_WHAT TO DO_: Restate every entry word for word.
----------------
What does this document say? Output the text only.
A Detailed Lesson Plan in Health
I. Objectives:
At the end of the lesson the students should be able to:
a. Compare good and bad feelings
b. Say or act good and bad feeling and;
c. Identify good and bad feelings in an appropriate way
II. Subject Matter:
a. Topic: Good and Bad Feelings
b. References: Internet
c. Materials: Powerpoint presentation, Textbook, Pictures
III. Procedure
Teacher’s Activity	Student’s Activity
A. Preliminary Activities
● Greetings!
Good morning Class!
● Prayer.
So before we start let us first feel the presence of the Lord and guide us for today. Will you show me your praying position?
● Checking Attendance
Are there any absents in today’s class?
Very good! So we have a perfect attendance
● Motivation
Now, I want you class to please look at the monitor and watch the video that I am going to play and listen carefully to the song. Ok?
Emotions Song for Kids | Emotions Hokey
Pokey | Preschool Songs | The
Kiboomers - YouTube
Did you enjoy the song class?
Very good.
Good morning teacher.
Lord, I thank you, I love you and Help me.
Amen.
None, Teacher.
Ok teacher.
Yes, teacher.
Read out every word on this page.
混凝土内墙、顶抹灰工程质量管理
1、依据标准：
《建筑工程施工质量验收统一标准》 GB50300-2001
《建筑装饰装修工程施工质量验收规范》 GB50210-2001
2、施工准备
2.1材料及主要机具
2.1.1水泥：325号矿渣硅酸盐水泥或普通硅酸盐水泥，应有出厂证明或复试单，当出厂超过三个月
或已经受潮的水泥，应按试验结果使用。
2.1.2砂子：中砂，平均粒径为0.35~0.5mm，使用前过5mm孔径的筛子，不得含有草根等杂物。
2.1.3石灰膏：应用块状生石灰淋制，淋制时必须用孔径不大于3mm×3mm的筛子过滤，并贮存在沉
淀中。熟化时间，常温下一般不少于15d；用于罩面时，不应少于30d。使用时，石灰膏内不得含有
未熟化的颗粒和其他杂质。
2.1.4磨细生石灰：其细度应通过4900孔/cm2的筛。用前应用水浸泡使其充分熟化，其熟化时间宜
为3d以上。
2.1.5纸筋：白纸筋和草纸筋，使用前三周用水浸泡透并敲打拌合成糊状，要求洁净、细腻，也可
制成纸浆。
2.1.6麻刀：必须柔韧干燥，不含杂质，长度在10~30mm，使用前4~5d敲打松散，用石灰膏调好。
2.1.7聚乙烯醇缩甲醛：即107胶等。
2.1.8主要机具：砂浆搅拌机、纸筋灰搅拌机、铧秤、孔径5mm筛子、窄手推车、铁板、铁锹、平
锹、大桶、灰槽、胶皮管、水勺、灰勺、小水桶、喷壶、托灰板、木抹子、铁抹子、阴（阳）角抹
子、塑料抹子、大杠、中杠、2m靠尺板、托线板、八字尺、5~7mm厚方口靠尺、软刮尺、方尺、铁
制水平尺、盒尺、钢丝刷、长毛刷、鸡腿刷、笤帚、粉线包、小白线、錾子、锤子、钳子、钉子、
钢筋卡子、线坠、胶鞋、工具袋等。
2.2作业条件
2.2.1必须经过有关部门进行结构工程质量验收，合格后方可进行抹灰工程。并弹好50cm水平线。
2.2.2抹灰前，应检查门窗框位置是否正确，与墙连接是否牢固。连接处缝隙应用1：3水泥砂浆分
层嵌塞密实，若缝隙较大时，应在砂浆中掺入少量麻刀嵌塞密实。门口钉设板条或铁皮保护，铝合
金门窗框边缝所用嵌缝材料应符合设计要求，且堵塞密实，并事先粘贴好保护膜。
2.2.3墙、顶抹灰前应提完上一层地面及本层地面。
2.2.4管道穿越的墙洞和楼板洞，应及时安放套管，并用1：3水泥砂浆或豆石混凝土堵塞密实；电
----------------
_TASK RESULT_:
What does this document say? Output the text only.
A Detailed Lesson Plan in Health
I. Objectives:
At the end of the lesson the students should be able to:
a. Compare good and bad feelings
b. Say or act good and bad feeling and;
c. Identify good and bad feelings in an appropriate way
II. Subject Matter:
a. Topic: Good and Bad Feelings
b. References: Internet
c. Materials: Powerpoint presentation, Textbook, Pictures
III. Procedure
Teacher’s Activity	Student’s Activity
A. Preliminary Activities
● Greetings!
Good morning Class!
● Prayer.
So before we start let us first feel the presence of the Lord and guide us for today. Will you show me your praying position?
● Checking Attendance
Are there any absents in today’s class?
Very good! So we have a perfect attendance
● Motivation
Now, I want you class to please look at the monitor and watch the video that I am going to play and listen carefully to the song. Ok?
Emotions Song for Kids | Emotions Hokey
Pokey | Preschool Songs | The
Kiboomers - YouTube
Did you enjoy the song class?
Very good.
Good morning teacher.
Lord, I thank you, I love you and Help me.
Amen.
None, Teacher.
Ok teacher.
Yes, teacher.
Read out every word on this page.
混凝土内墙、顶抹灰工程质量管理
1、依据标准：
《建筑工程施工质量验收统一标准》 GB50300-2001
《建筑装饰装修工程施工质量验收规范》 GB50210-2001
2、施工准备
2.1材料及主要机具
2.1.1水泥：325号矿渣硅酸盐水泥或普通硅酸盐水泥，应有出厂证明或复试单，当出厂超过三个月
或已经受潮的水泥，应按试验结果使用。
2.1.2砂子：中砂，平均粒径为0.35~0.5mm，使用前过5mm孔径的筛子，不得含有草根等杂物。
2.1.3石灰膏：应用块状生石灰淋制，淋制时必须用孔径不大于3mm×3mm的筛子过滤，并贮存在沉
淀中。熟化时间，常温下一般不少于15d；用于罩面时，不应少于30d。使用时，石灰膏内不得含有
未熟化的颗粒和其他杂质。
2.1.4磨细生石灰：其细度应通过4900孔/cm2的筛。用前应用水浸泡使其充分熟化，其熟化时间宜
为3d以上。
2.1.5纸筋：白纸筋和草纸筋，使用前三周用水浸泡透并敲打拌合成糊状，要求洁净、细腻，也可
制成纸浆。
2.1.6麻刀：必须柔韧干燥，不含杂质，长度在10~30mm，使用前4~5d敲打松散，用石灰膏调好。
2.1.7聚乙烯醇缩甲醛：即107胶等。
2.1.8主要机具：砂浆搅拌机、纸筋灰搅拌机、铧秤、孔径5mm筛子、窄手推车、铁板、铁锹、平
锹、大桶、灰槽、胶皮管、水勺、灰勺、小水桶、喷壶、托灰板、木抹子、铁抹子、阴（阳）角抹
子、塑料抹子、大杠、中杠、2m靠尺板、托线板、八字尺、5~7mm厚方口靠尺、软刮尺、方尺、铁
制水平尺、盒尺、钢丝刷、长毛刷、鸡腿刷、笤帚、粉线包、小白线、錾子、锤子、钳子、钉子、
钢筋卡子、线坠、胶鞋、工具袋等。
2.2作业条件
2.2.1必须经过有关部门进行结构工程质量验收，合格后方可进行抹灰工程。并弹好50cm水平线。
2.2.2抹灰前，应检查门窗框位置是否正确，与墙连接是否牢固。连接处缝隙应用1：3水泥砂浆分
层嵌塞密实，若缝隙较大时，应在砂浆中掺入少量麻刀嵌塞密实。门口钉设板条或铁皮保护，铝合
金门窗框边缝所用嵌缝材料应符合设计要求，且堵塞密实，并事先粘贴好保护膜。
2.2.3墙、顶抹灰前应提完上一层地面及本层地面。
2.2.4管道穿越的墙洞和楼板洞，应及时安放套管，并用1：3水泥砂浆或豆石混凝土堵塞密实；电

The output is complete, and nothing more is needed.